> **What is asked**
Review the listing and copy each line that holds the word "Campaigns".
══ Stored records
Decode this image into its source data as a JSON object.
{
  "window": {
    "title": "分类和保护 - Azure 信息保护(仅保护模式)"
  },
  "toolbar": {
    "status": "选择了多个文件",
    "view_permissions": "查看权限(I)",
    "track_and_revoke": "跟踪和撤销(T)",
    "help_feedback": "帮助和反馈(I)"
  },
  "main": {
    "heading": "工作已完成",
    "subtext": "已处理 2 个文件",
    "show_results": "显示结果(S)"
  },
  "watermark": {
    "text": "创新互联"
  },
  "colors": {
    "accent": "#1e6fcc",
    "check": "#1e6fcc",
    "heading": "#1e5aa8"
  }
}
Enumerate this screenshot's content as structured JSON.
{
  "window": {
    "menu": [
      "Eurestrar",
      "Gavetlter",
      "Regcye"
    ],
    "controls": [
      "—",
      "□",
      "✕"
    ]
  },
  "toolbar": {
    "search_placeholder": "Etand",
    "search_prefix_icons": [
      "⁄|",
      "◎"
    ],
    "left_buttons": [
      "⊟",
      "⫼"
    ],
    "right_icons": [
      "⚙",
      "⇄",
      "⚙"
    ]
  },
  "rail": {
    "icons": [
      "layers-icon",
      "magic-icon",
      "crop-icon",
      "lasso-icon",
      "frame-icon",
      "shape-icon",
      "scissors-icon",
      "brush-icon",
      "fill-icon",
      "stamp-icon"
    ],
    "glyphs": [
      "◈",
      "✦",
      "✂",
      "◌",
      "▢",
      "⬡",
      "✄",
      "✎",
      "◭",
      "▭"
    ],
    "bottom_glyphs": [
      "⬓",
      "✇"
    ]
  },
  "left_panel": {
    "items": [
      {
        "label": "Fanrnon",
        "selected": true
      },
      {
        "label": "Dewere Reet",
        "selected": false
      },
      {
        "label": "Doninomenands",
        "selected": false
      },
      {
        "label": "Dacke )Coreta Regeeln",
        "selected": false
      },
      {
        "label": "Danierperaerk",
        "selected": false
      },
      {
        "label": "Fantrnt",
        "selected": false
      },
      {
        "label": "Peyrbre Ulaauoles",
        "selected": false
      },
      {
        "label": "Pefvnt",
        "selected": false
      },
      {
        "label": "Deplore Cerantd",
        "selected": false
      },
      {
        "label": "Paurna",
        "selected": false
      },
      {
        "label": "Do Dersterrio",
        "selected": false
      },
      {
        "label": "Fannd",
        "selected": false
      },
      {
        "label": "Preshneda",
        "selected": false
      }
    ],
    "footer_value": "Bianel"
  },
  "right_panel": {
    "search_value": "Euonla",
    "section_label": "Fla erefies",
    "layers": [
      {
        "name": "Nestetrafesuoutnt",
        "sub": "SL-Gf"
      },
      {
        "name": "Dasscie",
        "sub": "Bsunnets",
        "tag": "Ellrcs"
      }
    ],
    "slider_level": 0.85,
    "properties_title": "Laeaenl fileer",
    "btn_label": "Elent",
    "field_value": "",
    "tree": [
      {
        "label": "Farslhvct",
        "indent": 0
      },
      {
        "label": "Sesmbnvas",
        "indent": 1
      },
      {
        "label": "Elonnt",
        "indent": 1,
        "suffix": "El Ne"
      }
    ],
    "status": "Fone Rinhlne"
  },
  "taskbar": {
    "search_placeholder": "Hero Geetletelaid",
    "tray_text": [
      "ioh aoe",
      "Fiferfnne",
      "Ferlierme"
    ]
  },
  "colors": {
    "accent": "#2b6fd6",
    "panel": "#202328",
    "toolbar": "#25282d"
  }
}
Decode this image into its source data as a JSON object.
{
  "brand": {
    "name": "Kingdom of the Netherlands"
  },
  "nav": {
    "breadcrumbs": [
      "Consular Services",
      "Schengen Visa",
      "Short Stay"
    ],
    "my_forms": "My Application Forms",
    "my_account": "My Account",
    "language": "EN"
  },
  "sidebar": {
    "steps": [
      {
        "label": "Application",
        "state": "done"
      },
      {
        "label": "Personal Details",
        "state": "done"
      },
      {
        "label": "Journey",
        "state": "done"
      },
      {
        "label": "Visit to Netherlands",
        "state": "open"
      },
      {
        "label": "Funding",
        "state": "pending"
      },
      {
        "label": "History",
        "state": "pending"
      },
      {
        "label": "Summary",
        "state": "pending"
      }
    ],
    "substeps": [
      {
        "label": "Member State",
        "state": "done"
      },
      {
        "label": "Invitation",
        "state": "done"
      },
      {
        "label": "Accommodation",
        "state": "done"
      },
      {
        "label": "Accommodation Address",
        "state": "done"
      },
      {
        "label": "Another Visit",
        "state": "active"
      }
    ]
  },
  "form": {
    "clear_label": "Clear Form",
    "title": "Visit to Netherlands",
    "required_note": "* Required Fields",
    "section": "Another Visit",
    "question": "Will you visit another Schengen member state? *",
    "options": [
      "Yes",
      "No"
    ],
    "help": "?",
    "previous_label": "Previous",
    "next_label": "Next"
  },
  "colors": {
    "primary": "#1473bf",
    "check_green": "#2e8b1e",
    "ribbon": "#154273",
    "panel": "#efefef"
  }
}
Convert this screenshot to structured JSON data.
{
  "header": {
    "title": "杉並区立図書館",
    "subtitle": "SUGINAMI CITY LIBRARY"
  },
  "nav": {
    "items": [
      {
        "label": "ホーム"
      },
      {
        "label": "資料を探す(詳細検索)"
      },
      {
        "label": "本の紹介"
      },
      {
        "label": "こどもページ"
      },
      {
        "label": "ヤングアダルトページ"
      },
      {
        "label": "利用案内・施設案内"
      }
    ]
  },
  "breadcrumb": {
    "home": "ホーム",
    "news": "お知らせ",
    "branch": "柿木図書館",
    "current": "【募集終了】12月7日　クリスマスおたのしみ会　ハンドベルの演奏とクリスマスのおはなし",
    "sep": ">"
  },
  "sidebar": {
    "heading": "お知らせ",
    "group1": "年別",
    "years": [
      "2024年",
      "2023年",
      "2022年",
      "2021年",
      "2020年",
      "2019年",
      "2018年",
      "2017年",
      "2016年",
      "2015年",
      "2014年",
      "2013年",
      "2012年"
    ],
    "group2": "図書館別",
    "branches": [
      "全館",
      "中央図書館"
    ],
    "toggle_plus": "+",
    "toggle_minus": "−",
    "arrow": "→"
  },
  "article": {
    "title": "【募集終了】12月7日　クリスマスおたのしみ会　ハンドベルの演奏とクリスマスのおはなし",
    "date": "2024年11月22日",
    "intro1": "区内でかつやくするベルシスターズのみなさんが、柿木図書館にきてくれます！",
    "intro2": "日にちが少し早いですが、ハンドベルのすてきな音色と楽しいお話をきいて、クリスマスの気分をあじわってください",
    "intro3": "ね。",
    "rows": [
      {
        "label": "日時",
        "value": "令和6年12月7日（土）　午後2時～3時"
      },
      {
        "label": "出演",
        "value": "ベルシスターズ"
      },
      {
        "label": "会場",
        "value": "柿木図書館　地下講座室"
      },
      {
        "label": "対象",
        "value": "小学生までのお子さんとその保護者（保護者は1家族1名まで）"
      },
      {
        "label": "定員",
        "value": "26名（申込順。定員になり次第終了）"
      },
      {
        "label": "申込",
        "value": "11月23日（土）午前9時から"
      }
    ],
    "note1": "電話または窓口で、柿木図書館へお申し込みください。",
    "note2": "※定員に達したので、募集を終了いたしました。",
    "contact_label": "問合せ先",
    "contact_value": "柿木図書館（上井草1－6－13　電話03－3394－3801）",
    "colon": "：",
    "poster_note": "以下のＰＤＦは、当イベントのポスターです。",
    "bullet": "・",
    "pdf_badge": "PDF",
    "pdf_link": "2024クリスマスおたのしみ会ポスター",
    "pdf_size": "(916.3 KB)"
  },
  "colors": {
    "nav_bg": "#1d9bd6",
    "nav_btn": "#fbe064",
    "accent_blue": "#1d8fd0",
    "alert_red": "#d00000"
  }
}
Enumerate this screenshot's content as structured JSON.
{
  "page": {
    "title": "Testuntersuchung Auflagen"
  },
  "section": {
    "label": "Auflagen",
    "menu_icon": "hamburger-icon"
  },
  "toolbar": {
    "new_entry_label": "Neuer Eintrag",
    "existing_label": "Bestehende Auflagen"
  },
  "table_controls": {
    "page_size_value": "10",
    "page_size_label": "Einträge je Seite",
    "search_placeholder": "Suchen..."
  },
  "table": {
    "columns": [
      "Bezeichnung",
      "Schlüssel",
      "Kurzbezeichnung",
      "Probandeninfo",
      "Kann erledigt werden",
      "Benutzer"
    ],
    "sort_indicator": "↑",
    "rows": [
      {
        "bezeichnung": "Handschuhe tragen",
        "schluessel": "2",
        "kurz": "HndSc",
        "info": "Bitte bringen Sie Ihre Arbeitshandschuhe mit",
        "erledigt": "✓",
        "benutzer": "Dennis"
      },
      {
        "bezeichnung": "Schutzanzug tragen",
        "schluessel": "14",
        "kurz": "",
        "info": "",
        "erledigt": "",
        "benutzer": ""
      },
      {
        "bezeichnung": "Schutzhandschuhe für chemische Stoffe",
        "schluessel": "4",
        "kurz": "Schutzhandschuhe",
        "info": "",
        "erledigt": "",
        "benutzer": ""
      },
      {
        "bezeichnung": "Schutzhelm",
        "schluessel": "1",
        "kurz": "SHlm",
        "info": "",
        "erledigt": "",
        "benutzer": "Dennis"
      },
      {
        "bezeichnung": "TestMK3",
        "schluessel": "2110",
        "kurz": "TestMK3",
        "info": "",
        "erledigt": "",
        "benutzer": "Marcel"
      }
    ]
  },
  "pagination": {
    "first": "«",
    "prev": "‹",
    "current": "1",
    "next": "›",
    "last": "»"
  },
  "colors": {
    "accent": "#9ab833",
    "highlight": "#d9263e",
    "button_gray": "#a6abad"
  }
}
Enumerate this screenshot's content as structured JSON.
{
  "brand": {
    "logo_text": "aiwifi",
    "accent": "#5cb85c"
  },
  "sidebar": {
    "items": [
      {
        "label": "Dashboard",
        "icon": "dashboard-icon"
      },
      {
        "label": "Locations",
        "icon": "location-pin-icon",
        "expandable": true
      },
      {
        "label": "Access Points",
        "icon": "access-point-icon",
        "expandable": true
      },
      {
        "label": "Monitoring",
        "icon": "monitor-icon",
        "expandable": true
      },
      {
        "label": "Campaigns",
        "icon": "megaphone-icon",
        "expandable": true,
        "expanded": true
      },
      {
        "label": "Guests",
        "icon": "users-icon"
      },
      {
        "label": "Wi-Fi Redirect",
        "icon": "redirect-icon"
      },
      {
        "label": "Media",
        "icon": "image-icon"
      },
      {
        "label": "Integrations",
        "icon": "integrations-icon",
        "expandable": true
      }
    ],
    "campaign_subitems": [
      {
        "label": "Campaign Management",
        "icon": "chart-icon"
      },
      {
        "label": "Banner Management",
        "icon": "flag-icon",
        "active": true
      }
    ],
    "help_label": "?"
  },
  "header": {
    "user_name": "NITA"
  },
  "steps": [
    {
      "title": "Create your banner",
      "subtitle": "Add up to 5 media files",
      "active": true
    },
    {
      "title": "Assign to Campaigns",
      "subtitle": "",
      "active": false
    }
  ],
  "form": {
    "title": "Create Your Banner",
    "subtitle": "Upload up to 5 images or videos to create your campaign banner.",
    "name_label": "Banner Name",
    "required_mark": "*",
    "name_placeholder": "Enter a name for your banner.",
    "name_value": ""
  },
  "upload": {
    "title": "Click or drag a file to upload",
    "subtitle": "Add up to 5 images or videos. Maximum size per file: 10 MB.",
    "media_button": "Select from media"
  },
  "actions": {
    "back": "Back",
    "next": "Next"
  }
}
════
> **Answer to this task**
        "label": "Campaigns",
      "title": "Assign to Campaigns",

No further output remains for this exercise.